### The task
Sift the material for lines containing "title", and return them.

### Data records
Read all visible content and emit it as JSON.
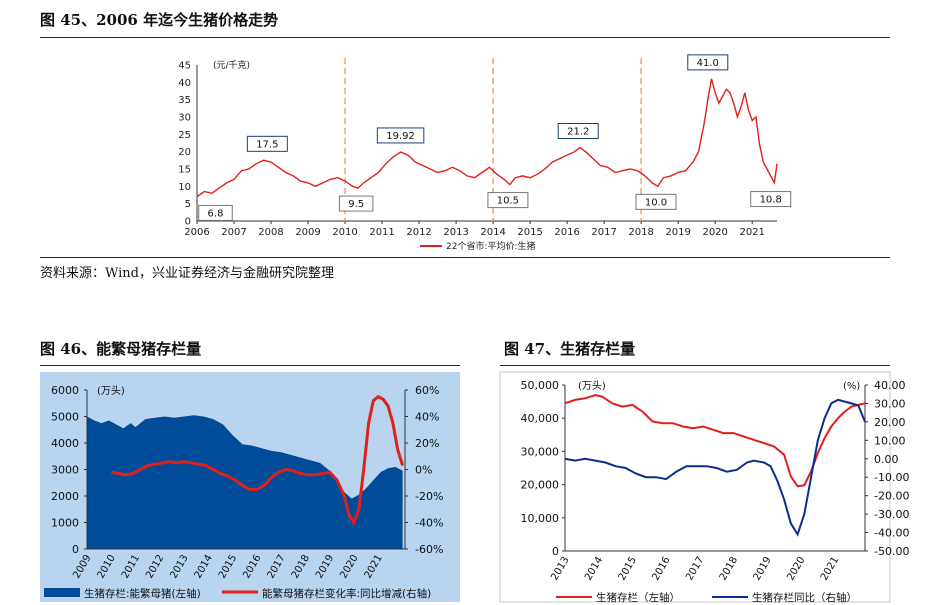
{
  "fig45": {
    "title": "图 45、2006 年迄今生猪价格走势",
    "source": "资料来源：Wind，兴业证券经济与金融研究院整理"
  },
  "fig46": {
    "title": "图 46、能繁母猪存栏量"
  },
  "fig47": {
    "title": "图 47、生猪存栏量"
  },
  "chart_data": [
    {
      "id": "fig45",
      "type": "line",
      "unit_label": "(元/千克)",
      "y_ticks": [
        "0",
        "5",
        "10",
        "15",
        "20",
        "25",
        "30",
        "35",
        "40",
        "45"
      ],
      "ylim": [
        0,
        45
      ],
      "x_ticks": [
        "2006",
        "2007",
        "2008",
        "2009",
        "2010",
        "2011",
        "2012",
        "2013",
        "2014",
        "2015",
        "2016",
        "2017",
        "2018",
        "2019",
        "2020",
        "2021"
      ],
      "xlim": [
        2006,
        2021.67
      ],
      "grid": false,
      "legend": "bottom-center",
      "series": [
        {
          "name": "22个省市:平均价:生猪",
          "color": "#e0201b",
          "x": [
            2006.0,
            2006.2,
            2006.4,
            2006.6,
            2006.8,
            2007.0,
            2007.2,
            2007.4,
            2007.6,
            2007.8,
            2008.0,
            2008.2,
            2008.4,
            2008.6,
            2008.8,
            2009.0,
            2009.2,
            2009.4,
            2009.6,
            2009.8,
            2010.0,
            2010.2,
            2010.35,
            2010.5,
            2010.7,
            2010.9,
            2011.1,
            2011.3,
            2011.5,
            2011.7,
            2011.9,
            2012.1,
            2012.3,
            2012.5,
            2012.7,
            2012.9,
            2013.1,
            2013.3,
            2013.5,
            2013.7,
            2013.9,
            2014.1,
            2014.3,
            2014.45,
            2014.6,
            2014.8,
            2015.0,
            2015.2,
            2015.4,
            2015.6,
            2015.8,
            2016.0,
            2016.2,
            2016.35,
            2016.5,
            2016.7,
            2016.9,
            2017.1,
            2017.3,
            2017.5,
            2017.7,
            2017.9,
            2018.1,
            2018.3,
            2018.45,
            2018.6,
            2018.8,
            2019.0,
            2019.2,
            2019.4,
            2019.55,
            2019.7,
            2019.8,
            2019.9,
            2020.0,
            2020.1,
            2020.2,
            2020.3,
            2020.4,
            2020.5,
            2020.6,
            2020.7,
            2020.8,
            2020.9,
            2021.0,
            2021.1,
            2021.2,
            2021.3,
            2021.4,
            2021.5,
            2021.6,
            2021.67
          ],
          "y": [
            7.0,
            8.5,
            8.0,
            9.5,
            11.0,
            12.0,
            14.5,
            15.0,
            16.5,
            17.5,
            17.0,
            15.5,
            14.0,
            13.0,
            11.5,
            11.0,
            10.0,
            11.0,
            12.0,
            12.5,
            11.5,
            10.0,
            9.5,
            11.0,
            12.5,
            14.0,
            16.5,
            18.5,
            19.9,
            19.0,
            17.0,
            16.0,
            15.0,
            14.0,
            14.5,
            15.5,
            14.5,
            13.0,
            12.5,
            14.0,
            15.5,
            13.5,
            12.0,
            10.5,
            12.5,
            13.0,
            12.5,
            13.5,
            15.0,
            17.0,
            18.0,
            19.0,
            20.0,
            21.2,
            20.0,
            18.0,
            16.0,
            15.5,
            14.0,
            14.5,
            15.0,
            14.5,
            13.0,
            11.0,
            10.0,
            12.5,
            13.0,
            14.0,
            14.5,
            17.0,
            20.0,
            28.0,
            35.0,
            41.0,
            37.0,
            34.0,
            36.0,
            38.0,
            37.0,
            34.0,
            30.0,
            33.0,
            37.0,
            32.0,
            29.0,
            30.0,
            22.0,
            17.0,
            15.0,
            13.0,
            11.0,
            16.5
          ]
        }
      ],
      "annotations": [
        {
          "label": "6.8",
          "x": 2006.5,
          "y": 6.8
        },
        {
          "label": "17.5",
          "x": 2007.9,
          "y": 17.5
        },
        {
          "label": "9.5",
          "x": 2010.3,
          "y": 9.5
        },
        {
          "label": "19.92",
          "x": 2011.5,
          "y": 19.92
        },
        {
          "label": "10.5",
          "x": 2014.4,
          "y": 10.5
        },
        {
          "label": "21.2",
          "x": 2016.3,
          "y": 21.2
        },
        {
          "label": "10.0",
          "x": 2018.4,
          "y": 10.0
        },
        {
          "label": "41.0",
          "x": 2019.8,
          "y": 41.0
        },
        {
          "label": "10.8",
          "x": 2021.5,
          "y": 10.8
        }
      ],
      "dividers_x": [
        2010.0,
        2014.0,
        2018.0
      ]
    },
    {
      "id": "fig46",
      "type": "area",
      "unit_label": "(万头)",
      "y_left_ticks": [
        "6000",
        "5000",
        "4000",
        "3000",
        "2000",
        "1000",
        "0"
      ],
      "ylim_left": [
        0,
        6000
      ],
      "y_right_ticks": [
        "60%",
        "40%",
        "20%",
        "0%",
        "-20%",
        "-40%",
        "-60%"
      ],
      "ylim_right": [
        -60,
        60
      ],
      "x_ticks": [
        "2009",
        "2010",
        "2011",
        "2012",
        "2013",
        "2014",
        "2015",
        "2016",
        "2017",
        "2018",
        "2019",
        "2020",
        "2021"
      ],
      "xlim": [
        2009,
        2022.1
      ],
      "background": "#b8d4ef",
      "legend": "bottom",
      "series": [
        {
          "name": "生猪存栏:能繁母猪(左轴)",
          "axis": "left",
          "color": "#004c98",
          "x": [
            2009.0,
            2009.3,
            2009.6,
            2009.9,
            2010.2,
            2010.5,
            2010.8,
            2011.0,
            2011.4,
            2011.8,
            2012.2,
            2012.6,
            2013.0,
            2013.4,
            2013.8,
            2014.2,
            2014.6,
            2015.0,
            2015.4,
            2015.8,
            2016.2,
            2016.6,
            2017.0,
            2017.4,
            2017.8,
            2018.2,
            2018.6,
            2019.0,
            2019.3,
            2019.6,
            2019.9,
            2020.2,
            2020.5,
            2020.8,
            2021.1,
            2021.4,
            2021.7,
            2022.0
          ],
          "y": [
            5000,
            4850,
            4750,
            4850,
            4700,
            4550,
            4750,
            4600,
            4900,
            4950,
            5000,
            4950,
            5000,
            5050,
            5000,
            4900,
            4700,
            4300,
            3950,
            3900,
            3800,
            3700,
            3650,
            3550,
            3450,
            3350,
            3250,
            2950,
            2500,
            2150,
            1900,
            2050,
            2300,
            2600,
            2900,
            3050,
            3100,
            2950
          ]
        },
        {
          "name": "能繁母猪存栏变化率:同比增减(右轴)",
          "axis": "right",
          "color": "#e0201b",
          "x": [
            2010.0,
            2010.3,
            2010.6,
            2010.9,
            2011.2,
            2011.5,
            2011.8,
            2012.1,
            2012.4,
            2012.7,
            2013.0,
            2013.3,
            2013.6,
            2013.9,
            2014.2,
            2014.5,
            2014.8,
            2015.1,
            2015.4,
            2015.7,
            2016.0,
            2016.3,
            2016.6,
            2016.9,
            2017.2,
            2017.5,
            2017.8,
            2018.1,
            2018.4,
            2018.7,
            2019.0,
            2019.3,
            2019.6,
            2019.8,
            2020.0,
            2020.2,
            2020.4,
            2020.6,
            2020.8,
            2021.0,
            2021.2,
            2021.4,
            2021.6,
            2021.8,
            2022.0
          ],
          "y": [
            -2,
            -3,
            -4,
            -3,
            0,
            3,
            4,
            5,
            6,
            5,
            6,
            5,
            4,
            3,
            0,
            -3,
            -5,
            -8,
            -12,
            -15,
            -15,
            -12,
            -6,
            -2,
            0,
            -1,
            -3,
            -4,
            -4,
            -3,
            -2,
            -8,
            -20,
            -35,
            -40,
            -30,
            0,
            35,
            52,
            55,
            53,
            48,
            35,
            15,
            3
          ]
        }
      ]
    },
    {
      "id": "fig47",
      "type": "line",
      "unit_label_left": "(万头)",
      "unit_label_right": "(%)",
      "y_left_ticks": [
        "50,000",
        "40,000",
        "30,000",
        "20,000",
        "10,000",
        "0"
      ],
      "ylim_left": [
        0,
        50000
      ],
      "y_right_ticks": [
        "40.00",
        "30.00",
        "20.00",
        "10.00",
        "0.00",
        "-10.00",
        "-20.00",
        "-30.00",
        "-40.00",
        "-50.00"
      ],
      "ylim_right": [
        -50,
        40
      ],
      "x_ticks": [
        "2013",
        "2014",
        "2015",
        "2016",
        "2017",
        "2018",
        "2019",
        "2020",
        "2021"
      ],
      "xlim": [
        2013,
        2021.9
      ],
      "legend": "bottom",
      "series": [
        {
          "name": "生猪存栏（左轴）",
          "axis": "left",
          "color": "#e0201b",
          "x": [
            2013.0,
            2013.3,
            2013.6,
            2013.9,
            2014.1,
            2014.4,
            2014.7,
            2015.0,
            2015.3,
            2015.6,
            2015.9,
            2016.2,
            2016.5,
            2016.8,
            2017.1,
            2017.4,
            2017.7,
            2018.0,
            2018.3,
            2018.6,
            2018.9,
            2019.2,
            2019.5,
            2019.7,
            2019.9,
            2020.1,
            2020.3,
            2020.5,
            2020.7,
            2020.9,
            2021.1,
            2021.3,
            2021.5,
            2021.7,
            2021.9
          ],
          "y": [
            44500,
            45500,
            46000,
            47000,
            46500,
            44500,
            43500,
            44000,
            42000,
            39000,
            38500,
            38500,
            37500,
            37000,
            37500,
            36500,
            35500,
            35500,
            34500,
            33500,
            32500,
            31500,
            29000,
            22500,
            19500,
            19800,
            24000,
            29500,
            34000,
            37500,
            40000,
            42000,
            43500,
            44000,
            44500
          ]
        },
        {
          "name": "生猪存栏同比（右轴）",
          "axis": "right",
          "color": "#0a2e8f",
          "x": [
            2013.0,
            2013.3,
            2013.6,
            2013.9,
            2014.2,
            2014.5,
            2014.8,
            2015.1,
            2015.4,
            2015.7,
            2016.0,
            2016.3,
            2016.6,
            2016.9,
            2017.2,
            2017.5,
            2017.8,
            2018.1,
            2018.4,
            2018.6,
            2018.9,
            2019.1,
            2019.3,
            2019.5,
            2019.7,
            2019.9,
            2020.1,
            2020.3,
            2020.5,
            2020.7,
            2020.9,
            2021.1,
            2021.3,
            2021.5,
            2021.7,
            2021.9
          ],
          "y": [
            0,
            -1,
            0,
            -1,
            -2,
            -4,
            -5,
            -8,
            -10,
            -10,
            -11,
            -7,
            -4,
            -4,
            -4,
            -5,
            -7,
            -6,
            -2,
            -1,
            -2,
            -4,
            -12,
            -22,
            -35,
            -41,
            -30,
            -10,
            10,
            22,
            30,
            32,
            31,
            30,
            29,
            20
          ]
        }
      ]
    }
  ]
}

### Exercise output
    "title": "图 45、2006 年迄今生猪价格走势",
    "title": "图 46、能繁母猪存栏量"
    "title": "图 47、生猪存栏量"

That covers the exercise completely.